CHALLENGE: Please give the data below again in full, exactly as it stands.

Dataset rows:
[start]

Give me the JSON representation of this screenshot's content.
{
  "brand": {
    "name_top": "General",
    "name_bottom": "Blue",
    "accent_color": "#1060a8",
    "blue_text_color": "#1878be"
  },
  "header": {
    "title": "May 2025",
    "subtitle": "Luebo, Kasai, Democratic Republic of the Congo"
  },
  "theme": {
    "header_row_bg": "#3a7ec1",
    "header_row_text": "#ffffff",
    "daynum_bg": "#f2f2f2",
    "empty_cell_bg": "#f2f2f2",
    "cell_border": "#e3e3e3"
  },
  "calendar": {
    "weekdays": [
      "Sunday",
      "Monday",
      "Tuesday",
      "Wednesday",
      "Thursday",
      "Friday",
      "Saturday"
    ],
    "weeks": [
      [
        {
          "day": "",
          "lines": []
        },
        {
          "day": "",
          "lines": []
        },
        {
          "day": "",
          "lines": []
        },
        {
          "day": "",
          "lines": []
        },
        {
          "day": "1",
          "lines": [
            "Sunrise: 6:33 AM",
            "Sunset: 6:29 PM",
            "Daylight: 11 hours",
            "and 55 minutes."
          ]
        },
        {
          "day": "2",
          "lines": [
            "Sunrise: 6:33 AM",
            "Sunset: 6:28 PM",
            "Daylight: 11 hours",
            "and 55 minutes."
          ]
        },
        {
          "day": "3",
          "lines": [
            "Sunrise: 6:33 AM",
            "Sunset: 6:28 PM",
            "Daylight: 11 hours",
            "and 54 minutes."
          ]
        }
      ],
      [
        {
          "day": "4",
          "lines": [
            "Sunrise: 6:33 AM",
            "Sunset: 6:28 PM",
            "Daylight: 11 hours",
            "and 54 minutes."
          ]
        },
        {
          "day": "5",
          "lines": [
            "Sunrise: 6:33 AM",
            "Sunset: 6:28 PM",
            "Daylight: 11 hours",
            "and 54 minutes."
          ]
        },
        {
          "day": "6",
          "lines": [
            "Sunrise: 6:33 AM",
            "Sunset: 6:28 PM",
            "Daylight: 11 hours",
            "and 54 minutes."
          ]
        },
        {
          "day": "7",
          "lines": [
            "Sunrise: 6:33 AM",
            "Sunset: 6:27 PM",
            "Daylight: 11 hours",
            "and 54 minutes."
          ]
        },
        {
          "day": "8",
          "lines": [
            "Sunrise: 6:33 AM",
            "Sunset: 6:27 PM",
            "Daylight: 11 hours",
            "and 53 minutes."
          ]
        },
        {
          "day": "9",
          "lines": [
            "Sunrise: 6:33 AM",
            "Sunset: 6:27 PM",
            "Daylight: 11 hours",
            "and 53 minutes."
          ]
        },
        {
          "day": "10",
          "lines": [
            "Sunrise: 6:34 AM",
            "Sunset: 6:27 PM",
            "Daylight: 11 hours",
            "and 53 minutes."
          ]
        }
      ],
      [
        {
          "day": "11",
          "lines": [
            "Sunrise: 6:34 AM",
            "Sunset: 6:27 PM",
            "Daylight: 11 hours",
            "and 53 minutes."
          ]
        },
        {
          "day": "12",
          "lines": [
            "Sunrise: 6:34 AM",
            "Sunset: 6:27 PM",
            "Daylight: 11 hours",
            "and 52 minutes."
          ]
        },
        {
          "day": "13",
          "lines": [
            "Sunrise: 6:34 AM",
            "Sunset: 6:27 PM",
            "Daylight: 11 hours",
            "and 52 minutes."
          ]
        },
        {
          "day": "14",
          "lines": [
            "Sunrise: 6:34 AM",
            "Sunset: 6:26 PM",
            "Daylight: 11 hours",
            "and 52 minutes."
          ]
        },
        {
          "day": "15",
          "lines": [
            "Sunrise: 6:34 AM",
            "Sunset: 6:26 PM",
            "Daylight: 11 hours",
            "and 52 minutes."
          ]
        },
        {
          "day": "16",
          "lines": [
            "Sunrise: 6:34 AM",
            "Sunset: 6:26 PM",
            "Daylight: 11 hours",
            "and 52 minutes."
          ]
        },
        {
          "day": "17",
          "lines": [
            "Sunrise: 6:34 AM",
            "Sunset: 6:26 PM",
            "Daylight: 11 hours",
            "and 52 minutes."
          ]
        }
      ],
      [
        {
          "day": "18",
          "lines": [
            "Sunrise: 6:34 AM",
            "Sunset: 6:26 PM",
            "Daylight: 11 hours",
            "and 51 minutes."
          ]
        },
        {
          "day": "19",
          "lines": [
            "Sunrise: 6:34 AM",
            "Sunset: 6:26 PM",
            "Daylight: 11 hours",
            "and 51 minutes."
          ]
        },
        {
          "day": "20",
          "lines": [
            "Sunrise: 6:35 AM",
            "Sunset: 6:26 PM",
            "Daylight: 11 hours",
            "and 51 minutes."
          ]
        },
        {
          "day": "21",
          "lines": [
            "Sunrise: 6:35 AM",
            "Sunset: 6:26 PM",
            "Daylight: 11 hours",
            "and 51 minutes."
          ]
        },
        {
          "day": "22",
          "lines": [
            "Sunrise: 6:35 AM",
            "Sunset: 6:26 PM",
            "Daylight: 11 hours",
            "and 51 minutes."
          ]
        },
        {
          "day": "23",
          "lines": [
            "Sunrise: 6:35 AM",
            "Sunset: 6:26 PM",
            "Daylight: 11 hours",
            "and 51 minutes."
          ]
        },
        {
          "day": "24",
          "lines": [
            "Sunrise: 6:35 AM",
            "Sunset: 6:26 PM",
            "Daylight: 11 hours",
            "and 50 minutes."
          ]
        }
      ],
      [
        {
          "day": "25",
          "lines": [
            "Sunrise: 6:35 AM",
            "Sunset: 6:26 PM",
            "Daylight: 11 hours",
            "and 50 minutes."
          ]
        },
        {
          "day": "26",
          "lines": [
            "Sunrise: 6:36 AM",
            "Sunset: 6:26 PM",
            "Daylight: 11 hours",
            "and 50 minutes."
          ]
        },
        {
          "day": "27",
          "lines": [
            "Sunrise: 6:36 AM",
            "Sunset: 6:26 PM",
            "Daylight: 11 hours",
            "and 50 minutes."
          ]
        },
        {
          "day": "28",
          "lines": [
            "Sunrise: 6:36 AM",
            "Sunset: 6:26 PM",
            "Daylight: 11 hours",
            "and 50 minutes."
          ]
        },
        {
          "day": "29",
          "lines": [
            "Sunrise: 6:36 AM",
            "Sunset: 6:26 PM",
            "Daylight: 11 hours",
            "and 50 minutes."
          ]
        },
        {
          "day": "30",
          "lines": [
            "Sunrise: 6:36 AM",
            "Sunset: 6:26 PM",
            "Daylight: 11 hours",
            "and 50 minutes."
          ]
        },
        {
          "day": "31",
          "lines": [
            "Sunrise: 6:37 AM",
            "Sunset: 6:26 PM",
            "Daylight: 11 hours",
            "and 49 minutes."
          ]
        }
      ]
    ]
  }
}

[end]

EXERCISE RESPONSE:
Give me the JSON representation of this screenshot's content.
{
  "brand": {
    "name_top": "General",
    "name_bottom": "Blue",
    "accent_color": "#1060a8",
    "blue_text_color": "#1878be"
  },
  "header": {
    "title": "May 2025",
    "subtitle": "Luebo, Kasai, Democratic Republic of the Congo"
  },
  "theme": {
    "header_row_bg": "#3a7ec1",
    "header_row_text": "#ffffff",
    "daynum_bg": "#f2f2f2",
    "empty_cell_bg": "#f2f2f2",
    "cell_border": "#e3e3e3"
  },
  "calendar": {
    "weekdays": [
      "Sunday",
      "Monday",
      "Tuesday",
      "Wednesday",
      "Thursday",
      "Friday",
      "Saturday"
    ],
    "weeks": [
      [
        {
          "day": "",
          "lines": []
        },
        {
          "day": "",
          "lines": []
        },
        {
          "day": "",
          "lines": []
        },
        {
          "day": "",
          "lines": []
        },
        {
          "day": "1",
          "lines": [
            "Sunrise: 6:33 AM",
            "Sunset: 6:29 PM",
            "Daylight: 11 hours",
            "and 55 minutes."
          ]
        },
        {
          "day": "2",
          "lines": [
            "Sunrise: 6:33 AM",
            "Sunset: 6:28 PM",
            "Daylight: 11 hours",
            "and 55 minutes."
          ]
        },
        {
          "day": "3",
          "lines": [
            "Sunrise: 6:33 AM",
            "Sunset: 6:28 PM",
            "Daylight: 11 hours",
            "and 54 minutes."
          ]
        }
      ],
      [
        {
          "day": "4",
          "lines": [
            "Sunrise: 6:33 AM",
            "Sunset: 6:28 PM",
            "Daylight: 11 hours",
            "and 54 minutes."
          ]
        },
        {
          "day": "5",
          "lines": [
            "Sunrise: 6:33 AM",
            "Sunset: 6:28 PM",
            "Daylight: 11 hours",
            "and 54 minutes."
          ]
        },
        {
          "day": "6",
          "lines": [
            "Sunrise: 6:33 AM",
            "Sunset: 6:28 PM",
            "Daylight: 11 hours",
            "and 54 minutes."
          ]
        },
        {
          "day": "7",
          "lines": [
            "Sunrise: 6:33 AM",
            "Sunset: 6:27 PM",
            "Daylight: 11 hours",
            "and 54 minutes."
          ]
        },
        {
          "day": "8",
          "lines": [
            "Sunrise: 6:33 AM",
            "Sunset: 6:27 PM",
            "Daylight: 11 hours",
            "and 53 minutes."
          ]
        },
        {
          "day": "9",
          "lines": [
            "Sunrise: 6:33 AM",
            "Sunset: 6:27 PM",
            "Daylight: 11 hours",
            "and 53 minutes."
          ]
        },
        {
          "day": "10",
          "lines": [
            "Sunrise: 6:34 AM",
            "Sunset: 6:27 PM",
            "Daylight: 11 hours",
            "and 53 minutes."
          ]
        }
      ],
      [
        {
          "day": "11",
          "lines": [
            "Sunrise: 6:34 AM",
            "Sunset: 6:27 PM",
            "Daylight: 11 hours",
            "and 53 minutes."
          ]
        },
        {
          "day": "12",
          "lines": [
            "Sunrise: 6:34 AM",
            "Sunset: 6:27 PM",
            "Daylight: 11 hours",
            "and 52 minutes."
          ]
        },
        {
          "day": "13",
          "lines": [
            "Sunrise: 6:34 AM",
            "Sunset: 6:27 PM",
            "Daylight: 11 hours",
            "and 52 minutes."
          ]
        },
        {
          "day": "14",
          "lines": [
            "Sunrise: 6:34 AM",
            "Sunset: 6:26 PM",
            "Daylight: 11 hours",
            "and 52 minutes."
          ]
        },
        {
          "day": "15",
          "lines": [
            "Sunrise: 6:34 AM",
            "Sunset: 6:26 PM",
            "Daylight: 11 hours",
            "and 52 minutes."
          ]
        },
        {
          "day": "16",
          "lines": [
            "Sunrise: 6:34 AM",
            "Sunset: 6:26 PM",
            "Daylight: 11 hours",
            "and 52 minutes."
          ]
        },
        {
          "day": "17",
          "lines": [
            "Sunrise: 6:34 AM",
            "Sunset: 6:26 PM",
            "Daylight: 11 hours",
            "and 52 minutes."
          ]
        }
      ],
      [
        {
          "day": "18",
          "lines": [
            "Sunrise: 6:34 AM",
            "Sunset: 6:26 PM",
            "Daylight: 11 hours",
            "and 51 minutes."
          ]
        },
        {
          "day": "19",
          "lines": [
            "Sunrise: 6:34 AM",
            "Sunset: 6:26 PM",
            "Daylight: 11 hours",
            "and 51 minutes."
          ]
        },
        {
          "day": "20",
          "lines": [
            "Sunrise: 6:35 AM",
            "Sunset: 6:26 PM",
            "Daylight: 11 hours",
            "and 51 minutes."
          ]
        },
        {
          "day": "21",
          "lines": [
            "Sunrise: 6:35 AM",
            "Sunset: 6:26 PM",
            "Daylight: 11 hours",
            "and 51 minutes."
          ]
        },
        {
          "day": "22",
          "lines": [
            "Sunrise: 6:35 AM",
            "Sunset: 6:26 PM",
            "Daylight: 11 hours",
            "and 51 minutes."
          ]
        },
        {
          "day": "23",
          "lines": [
            "Sunrise: 6:35 AM",
            "Sunset: 6:26 PM",
            "Daylight: 11 hours",
            "and 51 minutes."
          ]
        },
        {
          "day": "24",
          "lines": [
            "Sunrise: 6:35 AM",
            "Sunset: 6:26 PM",
            "Daylight: 11 hours",
            "and 50 minutes."
          ]
        }
      ],
      [
        {
          "day": "25",
          "lines": [
            "Sunrise: 6:35 AM",
            "Sunset: 6:26 PM",
            "Daylight: 11 hours",
            "and 50 minutes."
          ]
        },
        {
          "day": "26",
          "lines": [
            "Sunrise: 6:36 AM",
            "Sunset: 6:26 PM",
            "Daylight: 11 hours",
            "and 50 minutes."
          ]
        },
        {
          "day": "27",
          "lines": [
            "Sunrise: 6:36 AM",
            "Sunset: 6:26 PM",
            "Daylight: 11 hours",
            "and 50 minutes."
          ]
        },
        {
          "day": "28",
          "lines": [
            "Sunrise: 6:36 AM",
            "Sunset: 6:26 PM",
            "Daylight: 11 hours",
            "and 50 minutes."
          ]
        },
        {
          "day": "29",
          "lines": [
            "Sunrise: 6:36 AM",
            "Sunset: 6:26 PM",
            "Daylight: 11 hours",
            "and 50 minutes."
          ]
        },
        {
          "day": "30",
          "lines": [
            "Sunrise: 6:36 AM",
            "Sunset: 6:26 PM",
            "Daylight: 11 hours",
            "and 50 minutes."
          ]
        },
        {
          "day": "31",
          "lines": [
            "Sunrise: 6:37 AM",
            "Sunset: 6:26 PM",
            "Daylight: 11 hours",
            "and 49 minutes."
          ]
        }
      ]
    ]
  }
}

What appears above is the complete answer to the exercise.